### Your objective
Keep the wording of each record exactly the same when you repeat it, and leave out pictures.

####################

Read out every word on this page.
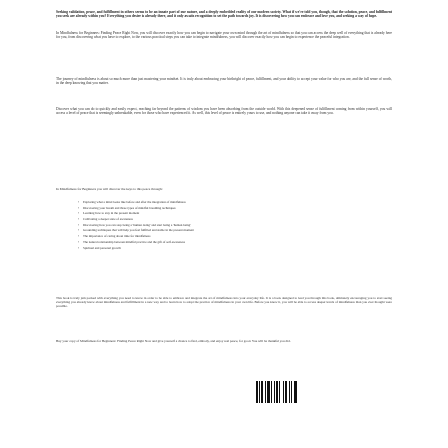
Seeking validation, peace, and fulfillment in others seems to be an innate part of our nature, and a deeply embedded reality of our modern society. What if we're told you, though, that the solution, peace, and fulfillment you seek are already within you? Everything you desire is already there, and it only awaits recognition to set the path towards joy. It is discovering how you can embrace and love you, and seeking a way of hope.

In Mindfulness for Beginners: Finding Peace Right Now, you will discover exactly how you can begin to navigate your own mind through the art of mindfulness so that you can access the deep well of everything that is already here for you, from discovering what you have to explore, to the various practical steps you can take to integrate mindfulness, you will discover exactly how you can begin to experience the peaceful integration.

The journey of mindfulness is about so much more than just mastering your mindset. It is truly about embracing your birthright of peace, fulfillment, and your ability to accept your value for who you are, and the full sense of worth, in the deep knowing that you matter.

Discover what you can do to quickly and easily expect, reaching far beyond the patterns of wisdom you have been absorbing from the outside world. With this deepened sense of fulfillment coming from within yourself, you will access a level of peace that is seemingly unbreakable, even for those who have experienced it. As well, this level of peace is entirely yours to use, and nothing anyone can take it away from you.

In Mindfulness for Beginners you will discover the keys to this peace through:

• Exploring what a mind looks like before and after the integration of mindfulness
• Discovering your breath and three types of mindful breathing techniques
• Learning how to stay in the present moment
• Cultivating a deeper state of awareness
• Discovering how you can stop being a 'human doing' and start being a 'human being'
• Grounding techniques that will help you feel fulfilled and stable in the present moment
• The importance of caring about time for mindfulness
• The natural relationship between mindful practice and the gift of self-awareness
• Spiritual and personal growth

This book is truly jam packed with everything you need to know in order to be able to embrace and integrate the art of mindfulness into your everyday life. It is a book designed to lead you through this book, ultimately encouraging you to start seeing everything you already know about mindfulness and fulfillment in a new way and to learn how to adopt the practice of mindfulness in your own life. Before you know it, you will be able to access deeper levels of mindfulness than you ever thought were possible.

Buy your copy of Mindfulness for Beginners: Finding Peace Right Now and give yourself a chance to find, embody, and enjoy real peace, for good. You will be thankful you did.
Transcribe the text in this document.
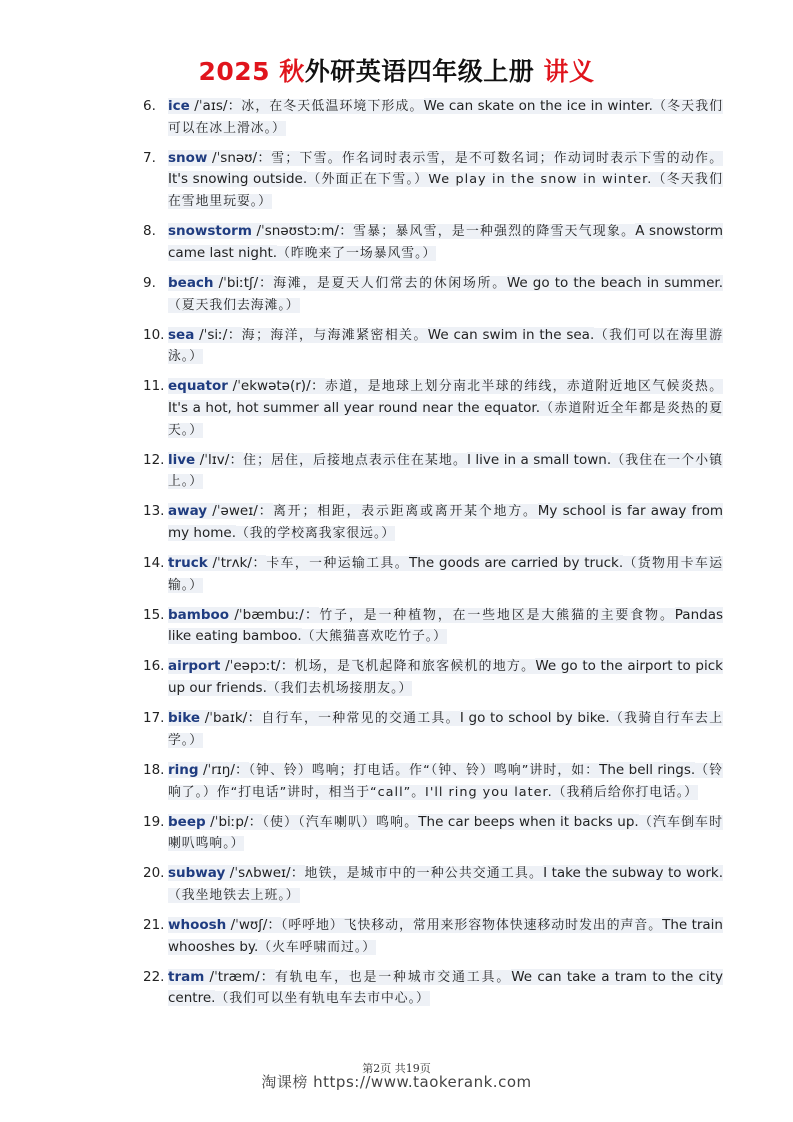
2025 秋外研英语四年级上册 讲义
6. ice /ˈaɪs/：冰，在冬天低温环境下形成。We can skate on the ice in winter.（冬天我们可以在冰上滑冰。）
7. snow /ˈsnəʊ/：雪；下雪。作名词时表示雪，是不可数名词；作动词时表示下雪的动作。It's snowing outside.（外面正在下雪。）We play in the snow in winter.（冬天我们在雪地里玩耍。）
8. snowstorm /ˈsnəʊstɔːm/：雪暴；暴风雪，是一种强烈的降雪天气现象。A snowstorm came last night.（昨晚来了一场暴风雪。）
9. beach /ˈbiːtʃ/：海滩，是夏天人们常去的休闲场所。We go to the beach in summer.（夏天我们去海滩。）
10. sea /ˈsiː/：海；海洋，与海滩紧密相关。We can swim in the sea.（我们可以在海里游泳。）
11. equator /ˈekwətə(r)/：赤道，是地球上划分南北半球的纬线，赤道附近地区气候炎热。It's a hot, hot summer all year round near the equator.（赤道附近全年都是炎热的夏天。）
12. live /ˈlɪv/：住；居住，后接地点表示住在某地。I live in a small town.（我住在一个小镇上。）
13. away /ˈəweɪ/：离开；相距，表示距离或离开某个地方。My school is far away from my home.（我的学校离我家很远。）
14. truck /ˈtrʌk/：卡车，一种运输工具。The goods are carried by truck.（货物用卡车运输。）
15. bamboo /ˈbæmbuː/：竹子，是一种植物，在一些地区是大熊猫的主要食物。Pandas like eating bamboo.（大熊猫喜欢吃竹子。）
16. airport /ˈeəpɔːt/：机场，是飞机起降和旅客候机的地方。We go to the airport to pick up our friends.（我们去机场接朋友。）
17. bike /ˈbaɪk/：自行车，一种常见的交通工具。I go to school by bike.（我骑自行车去上学。）
18. ring /ˈrɪŋ/：（钟、铃）鸣响；打电话。作“（钟、铃）鸣响”讲时，如：The bell rings.（铃响了。）作“打电话”讲时，相当于“call”。I'll ring you later.（我稍后给你打电话。）
19. beep /ˈbiːp/：（使）（汽车喇叭）鸣响。The car beeps when it backs up.（汽车倒车时喇叭鸣响。）
20. subway /ˈsʌbweɪ/：地铁，是城市中的一种公共交通工具。I take the subway to work.（我坐地铁去上班。）
21. whoosh /ˈwʊʃ/：（呼呼地）飞快移动，常用来形容物体快速移动时发出的声音。The train whooshes by.（火车呼啸而过。）
22. tram /ˈtræm/：有轨电车，也是一种城市交通工具。We can take a tram to the city centre.（我们可以坐有轨电车去市中心。）
第2页 共19页
淘课榜 https://www.taokerank.com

####################

### Answer below
Read out every word on this page.
Seeking validation, peace, and fulfillment in others seems to be an innate part of our nature, and a deeply embedded reality of our modern society. What if we're told you, though, that the solution, peace, and fulfillment you seek are already within you? Everything you desire is already there, and it only awaits recognition to set the path towards joy. It is discovering how you can embrace and love you, and seeking a way of hope.

In Mindfulness for Beginners: Finding Peace Right Now, you will discover exactly how you can begin to navigate your own mind through the art of mindfulness so that you can access the deep well of everything that is already here for you, from discovering what you have to explore, to the various practical steps you can take to integrate mindfulness, you will discover exactly how you can begin to experience the peaceful integration.

The journey of mindfulness is about so much more than just mastering your mindset. It is truly about embracing your birthright of peace, fulfillment, and your ability to accept your value for who you are, and the full sense of worth, in the deep knowing that you matter.

Discover what you can do to quickly and easily expect, reaching far beyond the patterns of wisdom you have been absorbing from the outside world. With this deepened sense of fulfillment coming from within yourself, you will access a level of peace that is seemingly unbreakable, even for those who have experienced it. As well, this level of peace is entirely yours to use, and nothing anyone can take it away from you.

In Mindfulness for Beginners you will discover the keys to this peace through:

• Exploring what a mind looks like before and after the integration of mindfulness
• Discovering your breath and three types of mindful breathing techniques
• Learning how to stay in the present moment
• Cultivating a deeper state of awareness
• Discovering how you can stop being a 'human doing' and start being a 'human being'
• Grounding techniques that will help you feel fulfilled and stable in the present moment
• The importance of caring about time for mindfulness
• The natural relationship between mindful practice and the gift of self-awareness
• Spiritual and personal growth

This book is truly jam packed with everything you need to know in order to be able to embrace and integrate the art of mindfulness into your everyday life. It is a book designed to lead you through this book, ultimately encouraging you to start seeing everything you already know about mindfulness and fulfillment in a new way and to learn how to adopt the practice of mindfulness in your own life. Before you know it, you will be able to access deeper levels of mindfulness than you ever thought were possible.

Buy your copy of Mindfulness for Beginners: Finding Peace Right Now and give yourself a chance to find, embody, and enjoy real peace, for good. You will be thankful you did.
Transcribe the text in this document.
2025 秋外研英语四年级上册 讲义
6. ice /ˈaɪs/：冰，在冬天低温环境下形成。We can skate on the ice in winter.（冬天我们可以在冰上滑冰。）
7. snow /ˈsnəʊ/：雪；下雪。作名词时表示雪，是不可数名词；作动词时表示下雪的动作。It's snowing outside.（外面正在下雪。）We play in the snow in winter.（冬天我们在雪地里玩耍。）
8. snowstorm /ˈsnəʊstɔːm/：雪暴；暴风雪，是一种强烈的降雪天气现象。A snowstorm came last night.（昨晚来了一场暴风雪。）
9. beach /ˈbiːtʃ/：海滩，是夏天人们常去的休闲场所。We go to the beach in summer.（夏天我们去海滩。）
10. sea /ˈsiː/：海；海洋，与海滩紧密相关。We can swim in the sea.（我们可以在海里游泳。）
11. equator /ˈekwətə(r)/：赤道，是地球上划分南北半球的纬线，赤道附近地区气候炎热。It's a hot, hot summer all year round near the equator.（赤道附近全年都是炎热的夏天。）
12. live /ˈlɪv/：住；居住，后接地点表示住在某地。I live in a small town.（我住在一个小镇上。）
13. away /ˈəweɪ/：离开；相距，表示距离或离开某个地方。My school is far away from my home.（我的学校离我家很远。）
14. truck /ˈtrʌk/：卡车，一种运输工具。The goods are carried by truck.（货物用卡车运输。）
15. bamboo /ˈbæmbuː/：竹子，是一种植物，在一些地区是大熊猫的主要食物。Pandas like eating bamboo.（大熊猫喜欢吃竹子。）
16. airport /ˈeəpɔːt/：机场，是飞机起降和旅客候机的地方。We go to the airport to pick up our friends.（我们去机场接朋友。）
17. bike /ˈbaɪk/：自行车，一种常见的交通工具。I go to school by bike.（我骑自行车去上学。）
18. ring /ˈrɪŋ/：（钟、铃）鸣响；打电话。作“（钟、铃）鸣响”讲时，如：The bell rings.（铃响了。）作“打电话”讲时，相当于“call”。I'll ring you later.（我稍后给你打电话。）
19. beep /ˈbiːp/：（使）（汽车喇叭）鸣响。The car beeps when it backs up.（汽车倒车时喇叭鸣响。）
20. subway /ˈsʌbweɪ/：地铁，是城市中的一种公共交通工具。I take the subway to work.（我坐地铁去上班。）
21. whoosh /ˈwʊʃ/：（呼呼地）飞快移动，常用来形容物体快速移动时发出的声音。The train whooshes by.（火车呼啸而过。）
22. tram /ˈtræm/：有轨电车，也是一种城市交通工具。We can take a tram to the city centre.（我们可以坐有轨电车去市中心。）
第2页 共19页
淘课榜 https://www.taokerank.com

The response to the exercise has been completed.